## Job:
Return each line that holds the word "Jeffrey".

## Dataset entries:

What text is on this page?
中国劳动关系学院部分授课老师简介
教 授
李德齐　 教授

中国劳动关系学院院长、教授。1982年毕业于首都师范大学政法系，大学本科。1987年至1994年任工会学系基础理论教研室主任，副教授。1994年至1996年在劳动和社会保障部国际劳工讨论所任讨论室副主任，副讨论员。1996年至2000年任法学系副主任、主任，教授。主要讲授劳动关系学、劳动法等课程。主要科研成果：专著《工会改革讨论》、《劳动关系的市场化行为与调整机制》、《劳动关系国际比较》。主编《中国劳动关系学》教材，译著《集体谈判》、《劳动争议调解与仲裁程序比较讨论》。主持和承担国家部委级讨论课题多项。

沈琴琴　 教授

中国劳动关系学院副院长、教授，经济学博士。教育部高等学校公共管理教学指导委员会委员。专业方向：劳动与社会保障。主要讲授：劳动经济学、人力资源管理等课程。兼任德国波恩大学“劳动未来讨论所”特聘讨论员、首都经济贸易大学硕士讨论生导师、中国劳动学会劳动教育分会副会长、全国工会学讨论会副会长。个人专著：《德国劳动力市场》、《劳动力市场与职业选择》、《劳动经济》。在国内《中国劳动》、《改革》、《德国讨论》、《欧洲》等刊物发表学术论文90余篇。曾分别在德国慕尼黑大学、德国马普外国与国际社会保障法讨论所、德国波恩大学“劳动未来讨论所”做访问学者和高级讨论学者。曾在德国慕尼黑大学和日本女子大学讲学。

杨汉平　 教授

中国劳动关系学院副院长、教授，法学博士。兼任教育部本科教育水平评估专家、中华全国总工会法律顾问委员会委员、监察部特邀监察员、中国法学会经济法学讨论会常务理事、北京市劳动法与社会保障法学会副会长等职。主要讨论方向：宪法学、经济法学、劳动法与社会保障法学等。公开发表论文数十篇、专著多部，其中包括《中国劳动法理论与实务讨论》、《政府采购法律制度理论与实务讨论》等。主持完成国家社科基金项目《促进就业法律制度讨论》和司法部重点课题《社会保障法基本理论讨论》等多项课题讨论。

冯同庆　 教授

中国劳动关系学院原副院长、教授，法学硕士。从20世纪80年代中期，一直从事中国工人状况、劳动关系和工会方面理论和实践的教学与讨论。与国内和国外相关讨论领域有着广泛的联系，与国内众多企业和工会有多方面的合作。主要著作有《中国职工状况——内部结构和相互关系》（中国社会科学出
...
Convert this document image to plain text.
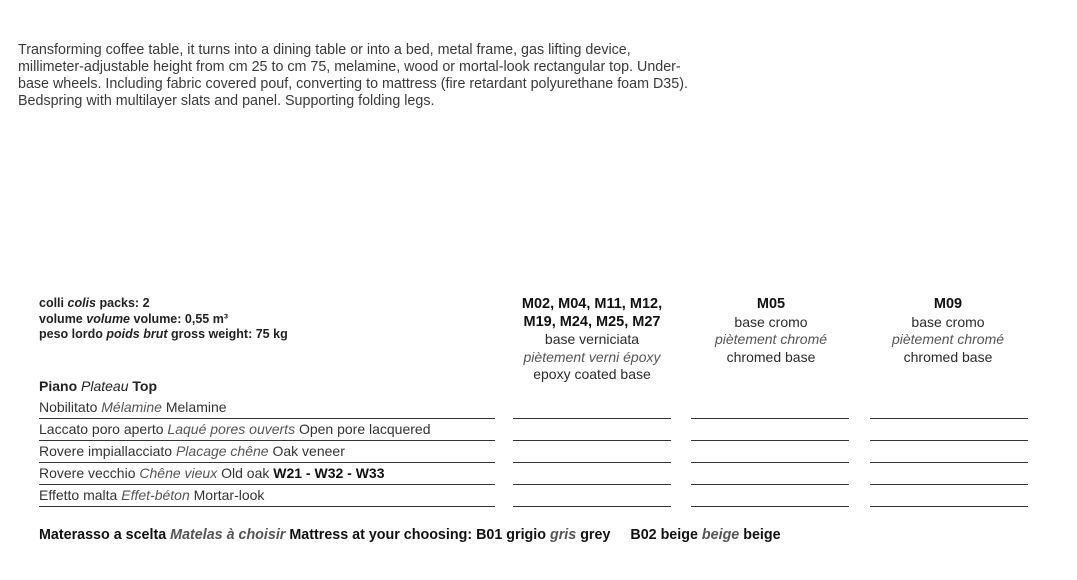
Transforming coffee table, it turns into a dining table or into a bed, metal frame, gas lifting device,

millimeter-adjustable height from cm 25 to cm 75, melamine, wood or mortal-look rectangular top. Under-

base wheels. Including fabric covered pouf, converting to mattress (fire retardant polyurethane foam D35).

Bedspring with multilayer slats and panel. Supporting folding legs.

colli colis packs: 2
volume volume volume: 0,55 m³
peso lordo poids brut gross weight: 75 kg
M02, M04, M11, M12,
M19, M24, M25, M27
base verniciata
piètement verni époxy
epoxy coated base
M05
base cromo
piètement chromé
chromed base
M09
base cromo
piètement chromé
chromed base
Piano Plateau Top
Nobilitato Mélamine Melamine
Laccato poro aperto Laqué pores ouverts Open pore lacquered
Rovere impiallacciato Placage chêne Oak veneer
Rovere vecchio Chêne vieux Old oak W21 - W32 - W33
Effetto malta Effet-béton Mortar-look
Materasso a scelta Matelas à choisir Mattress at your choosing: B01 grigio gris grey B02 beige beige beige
* * *
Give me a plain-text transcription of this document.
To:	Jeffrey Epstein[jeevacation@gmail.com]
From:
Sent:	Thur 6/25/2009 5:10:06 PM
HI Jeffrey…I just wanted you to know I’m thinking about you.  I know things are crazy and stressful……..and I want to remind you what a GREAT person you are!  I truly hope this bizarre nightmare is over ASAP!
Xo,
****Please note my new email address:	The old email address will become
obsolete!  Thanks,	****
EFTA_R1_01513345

## Full response:
To:	Jeffrey Epstein[jeevacation@gmail.com]
HI Jeffrey…I just wanted you to know I’m thinking about you.  I know things are crazy and stressful……..and I want to remind you what a GREAT person you are!  I truly hope this bizarre nightmare is over ASAP!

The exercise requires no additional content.